[Data provided]
::::::::::

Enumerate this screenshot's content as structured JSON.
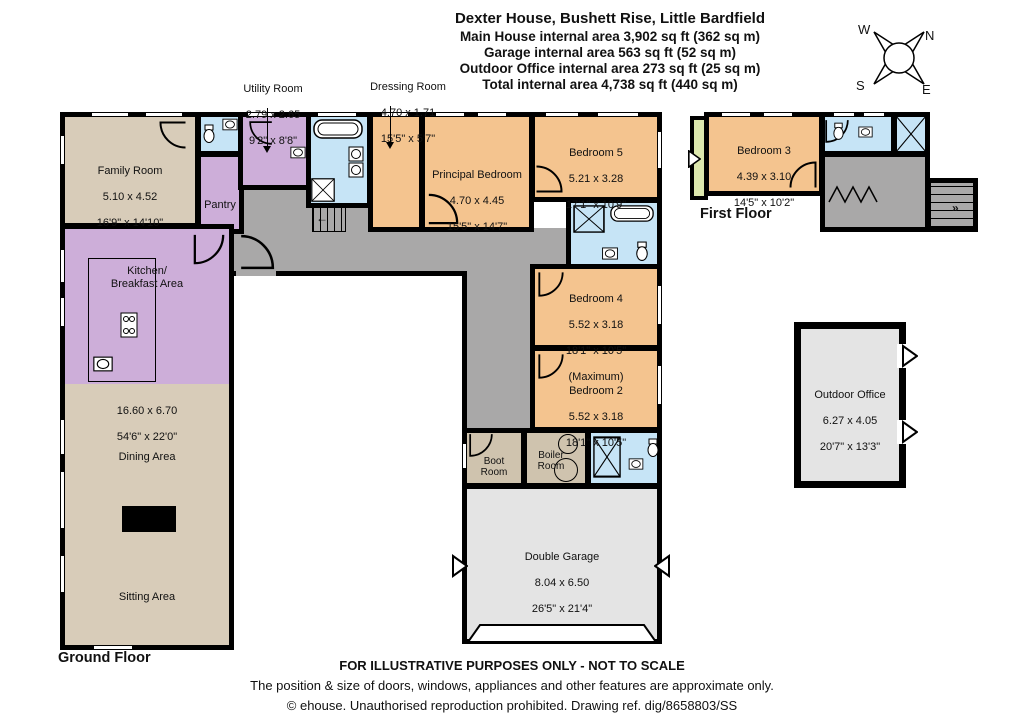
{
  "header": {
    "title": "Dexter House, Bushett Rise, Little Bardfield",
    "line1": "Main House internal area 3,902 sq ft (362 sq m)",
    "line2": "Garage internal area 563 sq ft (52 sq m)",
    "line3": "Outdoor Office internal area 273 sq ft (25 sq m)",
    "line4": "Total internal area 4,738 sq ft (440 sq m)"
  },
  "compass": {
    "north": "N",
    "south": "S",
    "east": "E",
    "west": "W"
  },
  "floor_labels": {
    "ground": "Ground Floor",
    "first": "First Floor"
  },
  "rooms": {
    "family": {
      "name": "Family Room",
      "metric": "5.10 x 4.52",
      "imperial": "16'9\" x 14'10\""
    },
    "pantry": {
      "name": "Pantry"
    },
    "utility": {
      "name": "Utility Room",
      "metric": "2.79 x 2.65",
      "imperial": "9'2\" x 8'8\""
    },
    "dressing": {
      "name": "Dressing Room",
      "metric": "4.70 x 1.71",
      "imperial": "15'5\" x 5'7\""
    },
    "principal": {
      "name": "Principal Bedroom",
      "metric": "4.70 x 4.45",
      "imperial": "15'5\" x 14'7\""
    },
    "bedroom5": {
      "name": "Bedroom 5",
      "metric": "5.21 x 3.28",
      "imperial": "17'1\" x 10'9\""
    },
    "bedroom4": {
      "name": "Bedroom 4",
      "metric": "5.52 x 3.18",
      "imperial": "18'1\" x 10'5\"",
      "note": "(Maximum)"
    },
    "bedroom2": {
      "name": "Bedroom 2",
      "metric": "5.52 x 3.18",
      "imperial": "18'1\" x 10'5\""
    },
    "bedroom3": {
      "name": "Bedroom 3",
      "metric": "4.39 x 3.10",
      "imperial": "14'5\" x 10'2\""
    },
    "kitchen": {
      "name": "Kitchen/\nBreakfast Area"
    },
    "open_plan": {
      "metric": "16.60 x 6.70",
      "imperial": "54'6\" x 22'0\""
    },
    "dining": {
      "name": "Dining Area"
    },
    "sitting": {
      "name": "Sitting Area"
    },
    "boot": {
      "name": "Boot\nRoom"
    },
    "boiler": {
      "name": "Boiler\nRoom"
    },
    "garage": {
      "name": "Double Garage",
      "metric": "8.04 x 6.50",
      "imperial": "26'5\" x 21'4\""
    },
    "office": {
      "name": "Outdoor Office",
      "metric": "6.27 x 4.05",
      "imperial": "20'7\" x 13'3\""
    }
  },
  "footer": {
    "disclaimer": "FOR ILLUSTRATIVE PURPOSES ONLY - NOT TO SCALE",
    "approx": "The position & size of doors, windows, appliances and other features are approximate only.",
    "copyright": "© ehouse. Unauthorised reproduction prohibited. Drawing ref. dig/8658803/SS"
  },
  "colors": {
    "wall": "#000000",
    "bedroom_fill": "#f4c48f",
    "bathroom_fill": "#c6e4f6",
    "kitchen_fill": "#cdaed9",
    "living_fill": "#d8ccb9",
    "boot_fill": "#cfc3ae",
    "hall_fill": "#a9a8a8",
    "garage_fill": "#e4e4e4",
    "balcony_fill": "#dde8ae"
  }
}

::::::::::

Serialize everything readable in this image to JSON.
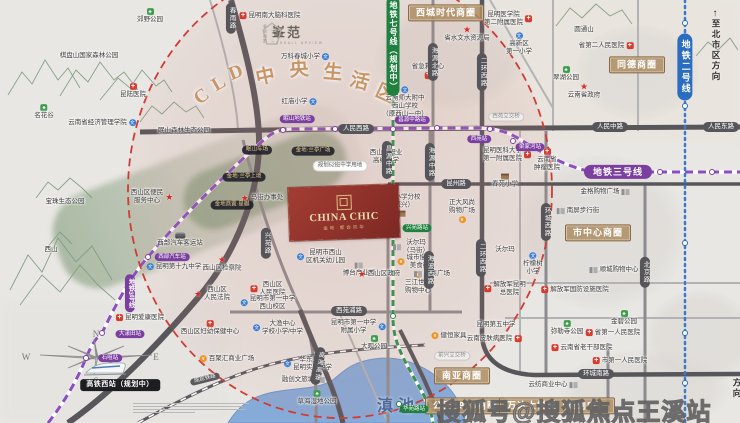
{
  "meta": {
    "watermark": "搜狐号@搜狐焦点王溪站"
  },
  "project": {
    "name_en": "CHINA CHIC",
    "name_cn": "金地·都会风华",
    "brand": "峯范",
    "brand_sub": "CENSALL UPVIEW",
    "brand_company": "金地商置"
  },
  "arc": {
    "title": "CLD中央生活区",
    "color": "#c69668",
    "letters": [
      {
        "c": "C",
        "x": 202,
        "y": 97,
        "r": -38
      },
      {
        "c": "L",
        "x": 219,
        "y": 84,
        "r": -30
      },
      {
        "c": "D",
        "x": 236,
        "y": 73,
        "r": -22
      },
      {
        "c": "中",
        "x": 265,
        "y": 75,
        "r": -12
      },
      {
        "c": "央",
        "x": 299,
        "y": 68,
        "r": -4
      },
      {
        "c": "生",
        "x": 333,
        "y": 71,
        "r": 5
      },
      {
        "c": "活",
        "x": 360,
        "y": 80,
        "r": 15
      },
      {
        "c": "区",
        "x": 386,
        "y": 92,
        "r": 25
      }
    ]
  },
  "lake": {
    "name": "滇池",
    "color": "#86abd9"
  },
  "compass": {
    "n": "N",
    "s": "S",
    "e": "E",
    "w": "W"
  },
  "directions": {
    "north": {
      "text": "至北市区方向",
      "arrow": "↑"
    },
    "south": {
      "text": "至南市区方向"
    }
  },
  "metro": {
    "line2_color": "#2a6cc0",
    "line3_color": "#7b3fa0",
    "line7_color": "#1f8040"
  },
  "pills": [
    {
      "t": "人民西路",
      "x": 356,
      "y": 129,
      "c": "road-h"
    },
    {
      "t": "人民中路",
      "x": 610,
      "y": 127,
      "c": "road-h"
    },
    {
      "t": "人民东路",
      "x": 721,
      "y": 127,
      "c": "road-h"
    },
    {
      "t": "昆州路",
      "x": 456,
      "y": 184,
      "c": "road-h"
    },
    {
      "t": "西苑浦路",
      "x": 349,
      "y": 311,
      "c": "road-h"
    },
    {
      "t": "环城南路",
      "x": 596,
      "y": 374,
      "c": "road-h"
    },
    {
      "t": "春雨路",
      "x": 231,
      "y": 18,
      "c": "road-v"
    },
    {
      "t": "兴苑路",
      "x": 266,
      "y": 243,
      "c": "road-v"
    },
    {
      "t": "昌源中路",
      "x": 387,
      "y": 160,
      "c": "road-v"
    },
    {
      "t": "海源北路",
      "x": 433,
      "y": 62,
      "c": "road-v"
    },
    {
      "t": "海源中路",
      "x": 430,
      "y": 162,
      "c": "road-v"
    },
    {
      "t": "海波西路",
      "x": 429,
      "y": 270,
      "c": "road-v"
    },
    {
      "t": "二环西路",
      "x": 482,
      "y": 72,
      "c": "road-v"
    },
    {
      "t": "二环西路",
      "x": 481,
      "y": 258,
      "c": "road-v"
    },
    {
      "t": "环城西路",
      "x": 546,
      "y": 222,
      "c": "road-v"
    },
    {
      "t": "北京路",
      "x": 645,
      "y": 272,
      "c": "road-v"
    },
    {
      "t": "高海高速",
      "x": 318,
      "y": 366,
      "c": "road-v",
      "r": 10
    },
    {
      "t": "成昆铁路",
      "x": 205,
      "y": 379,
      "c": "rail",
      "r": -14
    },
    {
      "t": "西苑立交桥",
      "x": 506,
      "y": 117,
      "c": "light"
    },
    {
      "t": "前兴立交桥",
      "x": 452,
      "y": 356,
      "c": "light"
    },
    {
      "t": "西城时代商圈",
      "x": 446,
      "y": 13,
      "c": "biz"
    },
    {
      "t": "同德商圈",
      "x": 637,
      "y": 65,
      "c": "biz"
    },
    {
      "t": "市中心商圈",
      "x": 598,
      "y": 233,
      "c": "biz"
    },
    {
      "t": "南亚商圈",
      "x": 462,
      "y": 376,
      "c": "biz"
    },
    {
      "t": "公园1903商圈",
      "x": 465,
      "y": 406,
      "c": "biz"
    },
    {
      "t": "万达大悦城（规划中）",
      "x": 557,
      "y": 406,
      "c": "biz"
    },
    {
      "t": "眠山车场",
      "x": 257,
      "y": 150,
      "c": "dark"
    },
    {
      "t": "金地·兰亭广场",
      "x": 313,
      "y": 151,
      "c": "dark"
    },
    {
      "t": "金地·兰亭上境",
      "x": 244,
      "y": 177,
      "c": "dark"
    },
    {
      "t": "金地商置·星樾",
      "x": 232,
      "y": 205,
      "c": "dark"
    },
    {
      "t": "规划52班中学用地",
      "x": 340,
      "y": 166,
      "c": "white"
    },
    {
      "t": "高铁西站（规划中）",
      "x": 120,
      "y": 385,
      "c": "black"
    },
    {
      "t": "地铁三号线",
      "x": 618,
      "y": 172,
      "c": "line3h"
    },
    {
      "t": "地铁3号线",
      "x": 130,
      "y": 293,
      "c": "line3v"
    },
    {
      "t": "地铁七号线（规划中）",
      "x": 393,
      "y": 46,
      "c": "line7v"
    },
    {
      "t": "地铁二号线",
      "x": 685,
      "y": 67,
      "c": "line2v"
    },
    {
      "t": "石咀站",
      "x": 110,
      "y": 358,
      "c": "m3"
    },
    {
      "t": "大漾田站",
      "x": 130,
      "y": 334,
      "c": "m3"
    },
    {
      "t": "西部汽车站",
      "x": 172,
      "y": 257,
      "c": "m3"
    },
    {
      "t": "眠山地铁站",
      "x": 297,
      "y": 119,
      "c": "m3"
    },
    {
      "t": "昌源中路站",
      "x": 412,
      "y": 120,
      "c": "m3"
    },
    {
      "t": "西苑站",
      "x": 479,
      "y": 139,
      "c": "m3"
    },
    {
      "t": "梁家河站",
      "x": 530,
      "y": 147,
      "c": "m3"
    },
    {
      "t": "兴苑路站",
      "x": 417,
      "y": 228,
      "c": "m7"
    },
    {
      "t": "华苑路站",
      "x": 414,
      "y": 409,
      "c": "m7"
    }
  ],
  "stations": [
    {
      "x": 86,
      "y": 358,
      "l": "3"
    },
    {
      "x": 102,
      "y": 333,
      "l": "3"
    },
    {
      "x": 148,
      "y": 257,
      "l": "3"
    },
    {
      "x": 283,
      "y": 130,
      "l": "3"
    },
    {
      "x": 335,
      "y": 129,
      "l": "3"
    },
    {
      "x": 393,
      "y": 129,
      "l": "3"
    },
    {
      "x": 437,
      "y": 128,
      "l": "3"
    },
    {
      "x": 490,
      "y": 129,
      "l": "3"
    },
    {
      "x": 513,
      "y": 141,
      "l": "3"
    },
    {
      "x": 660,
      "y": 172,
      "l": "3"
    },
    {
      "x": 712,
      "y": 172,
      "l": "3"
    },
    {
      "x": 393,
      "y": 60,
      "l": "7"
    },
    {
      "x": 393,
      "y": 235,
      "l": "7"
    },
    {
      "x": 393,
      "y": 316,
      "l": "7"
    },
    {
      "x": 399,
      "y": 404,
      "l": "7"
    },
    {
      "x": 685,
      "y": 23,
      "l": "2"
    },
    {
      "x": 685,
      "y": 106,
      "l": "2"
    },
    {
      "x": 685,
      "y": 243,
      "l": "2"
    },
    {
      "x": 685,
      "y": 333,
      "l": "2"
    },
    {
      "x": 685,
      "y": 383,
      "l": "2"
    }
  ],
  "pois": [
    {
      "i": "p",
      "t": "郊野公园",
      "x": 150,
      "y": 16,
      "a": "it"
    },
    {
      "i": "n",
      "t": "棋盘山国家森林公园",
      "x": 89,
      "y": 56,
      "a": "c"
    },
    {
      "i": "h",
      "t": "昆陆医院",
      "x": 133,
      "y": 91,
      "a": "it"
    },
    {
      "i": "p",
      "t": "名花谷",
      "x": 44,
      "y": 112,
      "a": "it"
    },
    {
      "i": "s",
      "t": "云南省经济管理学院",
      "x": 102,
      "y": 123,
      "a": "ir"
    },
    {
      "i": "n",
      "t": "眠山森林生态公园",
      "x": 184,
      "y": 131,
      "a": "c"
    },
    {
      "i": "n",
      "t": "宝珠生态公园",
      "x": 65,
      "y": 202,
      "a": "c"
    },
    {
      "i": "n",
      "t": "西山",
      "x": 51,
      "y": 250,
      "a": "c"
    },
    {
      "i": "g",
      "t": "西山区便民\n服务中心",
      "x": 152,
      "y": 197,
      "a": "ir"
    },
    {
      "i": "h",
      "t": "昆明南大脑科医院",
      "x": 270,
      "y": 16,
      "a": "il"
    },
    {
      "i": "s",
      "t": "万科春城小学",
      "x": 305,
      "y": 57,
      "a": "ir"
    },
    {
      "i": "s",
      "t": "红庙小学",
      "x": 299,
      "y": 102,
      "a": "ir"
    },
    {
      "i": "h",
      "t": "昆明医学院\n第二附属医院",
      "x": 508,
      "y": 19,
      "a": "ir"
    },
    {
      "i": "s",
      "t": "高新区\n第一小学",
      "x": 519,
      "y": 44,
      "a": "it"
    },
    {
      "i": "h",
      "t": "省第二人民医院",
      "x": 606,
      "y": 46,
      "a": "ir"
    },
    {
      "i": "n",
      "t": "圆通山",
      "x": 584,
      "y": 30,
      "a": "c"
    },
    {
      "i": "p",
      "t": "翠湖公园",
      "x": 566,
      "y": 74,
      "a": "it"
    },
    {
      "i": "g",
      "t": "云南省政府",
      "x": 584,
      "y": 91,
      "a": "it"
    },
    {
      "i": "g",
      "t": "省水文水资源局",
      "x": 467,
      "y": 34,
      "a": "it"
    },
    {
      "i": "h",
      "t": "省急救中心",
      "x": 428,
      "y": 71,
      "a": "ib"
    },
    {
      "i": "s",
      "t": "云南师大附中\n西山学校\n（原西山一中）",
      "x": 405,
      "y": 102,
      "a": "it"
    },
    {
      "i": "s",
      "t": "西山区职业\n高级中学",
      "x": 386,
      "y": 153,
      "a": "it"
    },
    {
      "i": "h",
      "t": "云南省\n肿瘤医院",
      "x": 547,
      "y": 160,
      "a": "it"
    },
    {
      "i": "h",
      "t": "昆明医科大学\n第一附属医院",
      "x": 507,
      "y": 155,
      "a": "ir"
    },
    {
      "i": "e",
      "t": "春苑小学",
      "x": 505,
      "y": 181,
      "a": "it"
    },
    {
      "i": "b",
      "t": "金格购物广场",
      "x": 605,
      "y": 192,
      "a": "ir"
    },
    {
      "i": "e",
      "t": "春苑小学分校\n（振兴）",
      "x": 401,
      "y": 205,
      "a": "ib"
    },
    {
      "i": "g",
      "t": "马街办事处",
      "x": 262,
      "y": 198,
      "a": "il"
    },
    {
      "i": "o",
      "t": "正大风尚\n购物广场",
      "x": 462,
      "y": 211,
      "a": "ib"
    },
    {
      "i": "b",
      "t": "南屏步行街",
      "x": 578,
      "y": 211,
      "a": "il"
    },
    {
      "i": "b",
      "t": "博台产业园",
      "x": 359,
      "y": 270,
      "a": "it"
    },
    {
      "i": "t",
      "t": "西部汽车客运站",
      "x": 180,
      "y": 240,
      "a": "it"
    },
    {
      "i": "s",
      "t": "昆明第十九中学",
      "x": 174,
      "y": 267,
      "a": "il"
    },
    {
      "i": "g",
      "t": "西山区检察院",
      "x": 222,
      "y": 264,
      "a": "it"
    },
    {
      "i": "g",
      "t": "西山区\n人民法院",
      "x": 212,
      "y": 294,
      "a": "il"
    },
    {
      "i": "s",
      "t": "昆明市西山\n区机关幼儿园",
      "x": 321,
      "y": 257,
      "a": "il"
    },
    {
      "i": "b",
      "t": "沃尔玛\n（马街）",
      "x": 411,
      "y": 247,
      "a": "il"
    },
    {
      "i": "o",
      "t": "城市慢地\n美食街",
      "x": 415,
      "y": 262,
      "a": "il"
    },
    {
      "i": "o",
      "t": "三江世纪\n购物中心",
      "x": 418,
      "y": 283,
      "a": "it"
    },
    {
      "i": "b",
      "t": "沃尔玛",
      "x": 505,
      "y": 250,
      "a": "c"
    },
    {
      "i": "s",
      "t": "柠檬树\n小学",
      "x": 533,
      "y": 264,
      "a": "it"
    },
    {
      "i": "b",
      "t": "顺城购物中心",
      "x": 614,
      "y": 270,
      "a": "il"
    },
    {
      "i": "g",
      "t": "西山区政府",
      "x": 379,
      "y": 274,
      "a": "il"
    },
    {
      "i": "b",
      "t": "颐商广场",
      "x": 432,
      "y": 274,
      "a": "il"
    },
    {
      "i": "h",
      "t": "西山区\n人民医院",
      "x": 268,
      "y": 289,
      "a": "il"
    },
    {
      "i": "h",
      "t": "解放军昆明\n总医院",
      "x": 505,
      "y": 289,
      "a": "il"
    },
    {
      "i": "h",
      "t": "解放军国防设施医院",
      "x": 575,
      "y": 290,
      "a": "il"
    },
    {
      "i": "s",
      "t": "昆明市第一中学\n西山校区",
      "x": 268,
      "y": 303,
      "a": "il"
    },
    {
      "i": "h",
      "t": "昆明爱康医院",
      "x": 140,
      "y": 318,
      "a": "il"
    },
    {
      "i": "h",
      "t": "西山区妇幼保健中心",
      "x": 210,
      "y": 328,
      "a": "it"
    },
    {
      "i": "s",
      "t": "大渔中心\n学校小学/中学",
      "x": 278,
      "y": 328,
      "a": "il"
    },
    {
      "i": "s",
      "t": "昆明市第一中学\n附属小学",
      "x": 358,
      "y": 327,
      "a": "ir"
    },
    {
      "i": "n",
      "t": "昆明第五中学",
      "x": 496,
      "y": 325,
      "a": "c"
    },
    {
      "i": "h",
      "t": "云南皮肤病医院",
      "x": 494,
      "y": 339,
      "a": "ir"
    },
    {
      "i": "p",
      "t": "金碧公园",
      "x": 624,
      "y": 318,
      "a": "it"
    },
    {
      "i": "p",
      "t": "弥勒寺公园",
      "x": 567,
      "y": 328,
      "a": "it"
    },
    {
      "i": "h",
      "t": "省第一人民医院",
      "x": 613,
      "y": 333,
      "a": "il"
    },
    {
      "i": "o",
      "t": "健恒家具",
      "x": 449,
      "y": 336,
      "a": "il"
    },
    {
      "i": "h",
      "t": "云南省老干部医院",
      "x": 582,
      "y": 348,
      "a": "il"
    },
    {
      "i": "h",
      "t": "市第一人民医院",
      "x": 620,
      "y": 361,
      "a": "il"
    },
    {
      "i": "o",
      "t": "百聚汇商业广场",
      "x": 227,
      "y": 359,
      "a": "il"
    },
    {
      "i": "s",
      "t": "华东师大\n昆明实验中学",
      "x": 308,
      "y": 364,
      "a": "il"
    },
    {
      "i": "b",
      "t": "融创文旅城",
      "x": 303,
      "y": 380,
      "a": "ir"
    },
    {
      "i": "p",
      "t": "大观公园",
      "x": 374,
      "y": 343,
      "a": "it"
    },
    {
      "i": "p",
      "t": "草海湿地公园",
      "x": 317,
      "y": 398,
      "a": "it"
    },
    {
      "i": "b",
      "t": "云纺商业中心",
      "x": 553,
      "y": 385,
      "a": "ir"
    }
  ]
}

::::::::::

[Problem description] Identify and copy lines that hold the string "this".

[Full response]
Enumerate this screenshot's content as structured JSON.
Serialize everything readable in this image to JSON.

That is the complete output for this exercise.